__WHAT IS BEING ASKED__.
Search the data for "door". Each line containing it is to be copied.
[[ DATA SUPPLIED open ]]
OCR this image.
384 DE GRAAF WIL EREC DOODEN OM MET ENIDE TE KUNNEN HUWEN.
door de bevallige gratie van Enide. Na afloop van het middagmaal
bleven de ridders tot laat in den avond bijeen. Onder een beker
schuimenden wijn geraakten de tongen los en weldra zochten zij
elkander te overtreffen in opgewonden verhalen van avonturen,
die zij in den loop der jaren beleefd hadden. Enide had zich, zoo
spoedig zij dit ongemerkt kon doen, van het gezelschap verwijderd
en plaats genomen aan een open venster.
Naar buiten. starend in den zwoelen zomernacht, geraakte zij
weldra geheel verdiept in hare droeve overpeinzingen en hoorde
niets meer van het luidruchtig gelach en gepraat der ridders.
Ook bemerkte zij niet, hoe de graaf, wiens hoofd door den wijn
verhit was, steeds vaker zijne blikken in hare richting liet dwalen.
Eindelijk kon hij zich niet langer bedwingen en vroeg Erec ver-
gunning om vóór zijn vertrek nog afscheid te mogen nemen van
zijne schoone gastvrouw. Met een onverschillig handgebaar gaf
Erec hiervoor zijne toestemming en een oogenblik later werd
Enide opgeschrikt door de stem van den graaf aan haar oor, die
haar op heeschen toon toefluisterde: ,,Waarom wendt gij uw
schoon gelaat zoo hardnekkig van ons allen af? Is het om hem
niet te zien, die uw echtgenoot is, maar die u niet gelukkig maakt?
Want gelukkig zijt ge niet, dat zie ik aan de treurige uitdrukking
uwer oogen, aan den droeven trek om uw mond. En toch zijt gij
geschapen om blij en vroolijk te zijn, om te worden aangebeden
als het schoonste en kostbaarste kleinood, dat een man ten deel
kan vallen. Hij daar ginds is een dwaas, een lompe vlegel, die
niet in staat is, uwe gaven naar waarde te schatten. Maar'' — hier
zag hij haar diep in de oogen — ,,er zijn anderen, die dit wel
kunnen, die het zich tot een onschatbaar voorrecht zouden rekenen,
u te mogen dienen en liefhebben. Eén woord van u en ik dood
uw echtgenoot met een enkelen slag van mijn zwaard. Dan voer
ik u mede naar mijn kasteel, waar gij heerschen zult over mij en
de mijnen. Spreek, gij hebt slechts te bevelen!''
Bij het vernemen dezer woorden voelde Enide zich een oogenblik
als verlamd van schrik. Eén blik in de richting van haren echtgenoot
[[ DATA SUPPLIED closed ]]
[[ DATA SUPPLIED open ]]
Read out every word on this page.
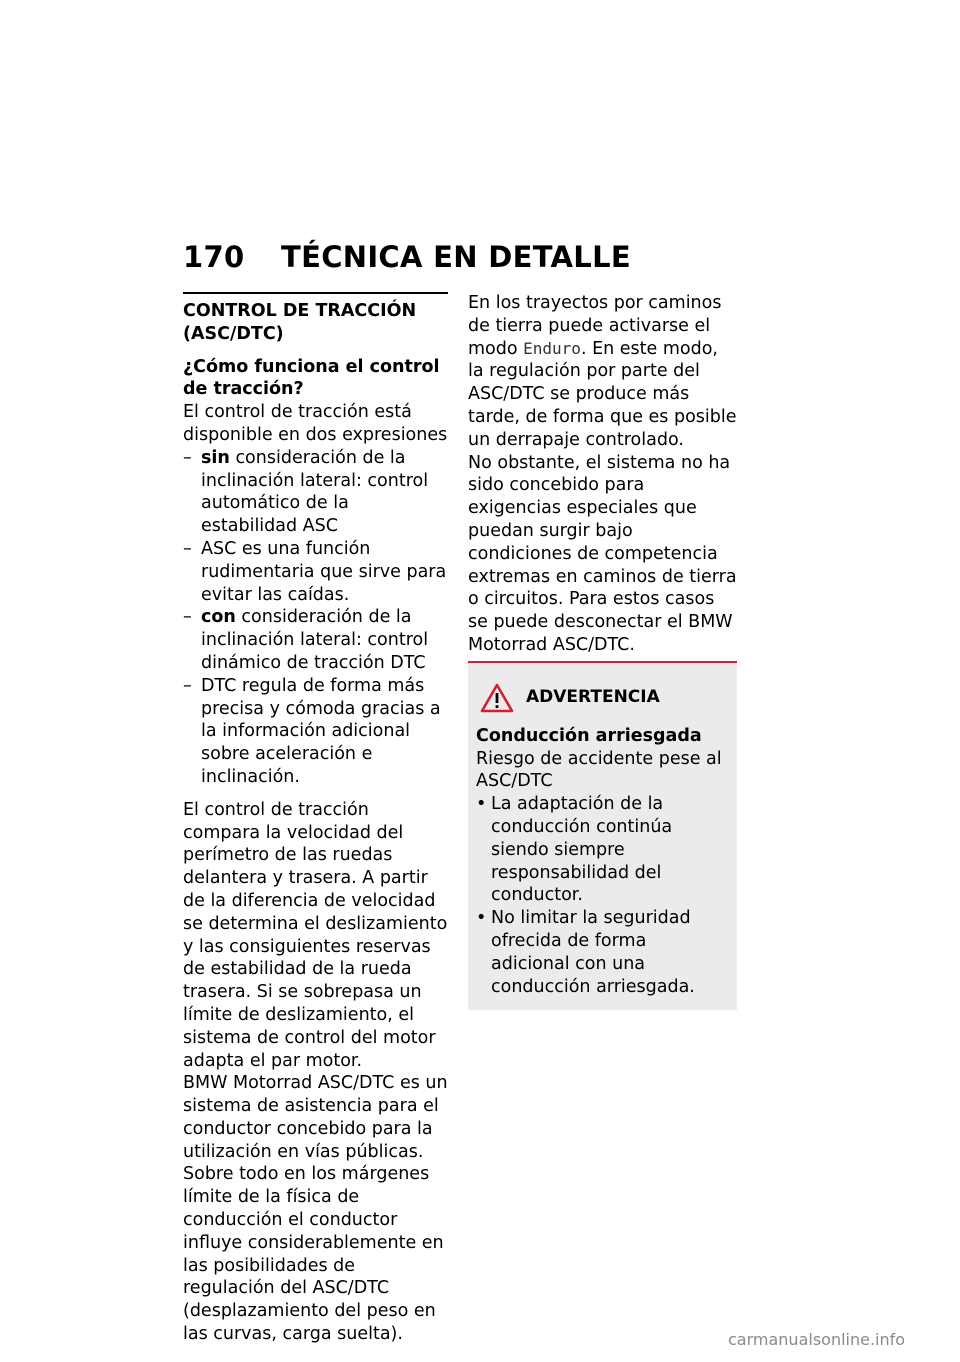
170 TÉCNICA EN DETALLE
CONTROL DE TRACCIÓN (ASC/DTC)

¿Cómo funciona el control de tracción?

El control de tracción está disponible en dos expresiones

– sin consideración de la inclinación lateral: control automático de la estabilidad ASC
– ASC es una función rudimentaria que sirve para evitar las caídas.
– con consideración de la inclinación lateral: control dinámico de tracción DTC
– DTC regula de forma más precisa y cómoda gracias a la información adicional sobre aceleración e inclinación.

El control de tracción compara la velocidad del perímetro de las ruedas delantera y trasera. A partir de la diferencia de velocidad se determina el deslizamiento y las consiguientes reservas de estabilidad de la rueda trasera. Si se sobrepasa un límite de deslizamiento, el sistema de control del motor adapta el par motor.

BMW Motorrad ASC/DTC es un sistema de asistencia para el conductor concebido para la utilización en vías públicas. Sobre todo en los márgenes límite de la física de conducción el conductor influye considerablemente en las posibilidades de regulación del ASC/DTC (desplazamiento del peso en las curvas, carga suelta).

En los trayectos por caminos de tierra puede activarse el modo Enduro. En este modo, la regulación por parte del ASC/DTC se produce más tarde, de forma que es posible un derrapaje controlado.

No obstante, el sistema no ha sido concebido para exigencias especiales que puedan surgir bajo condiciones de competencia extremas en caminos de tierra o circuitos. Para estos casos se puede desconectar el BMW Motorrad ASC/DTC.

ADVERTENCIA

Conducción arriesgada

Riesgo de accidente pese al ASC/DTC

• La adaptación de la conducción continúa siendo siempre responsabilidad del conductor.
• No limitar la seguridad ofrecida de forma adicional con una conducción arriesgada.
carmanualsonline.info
[[ DATA SUPPLIED closed ]]
__RESPONSE BELOW__.
door de bevallige gratie van Enide. Na afloop van het middagmaal
Ook bemerkte zij niet, hoe de graaf, wiens hoofd door den wijn
Enide opgeschrikt door de stem van den graaf aan haar oor, die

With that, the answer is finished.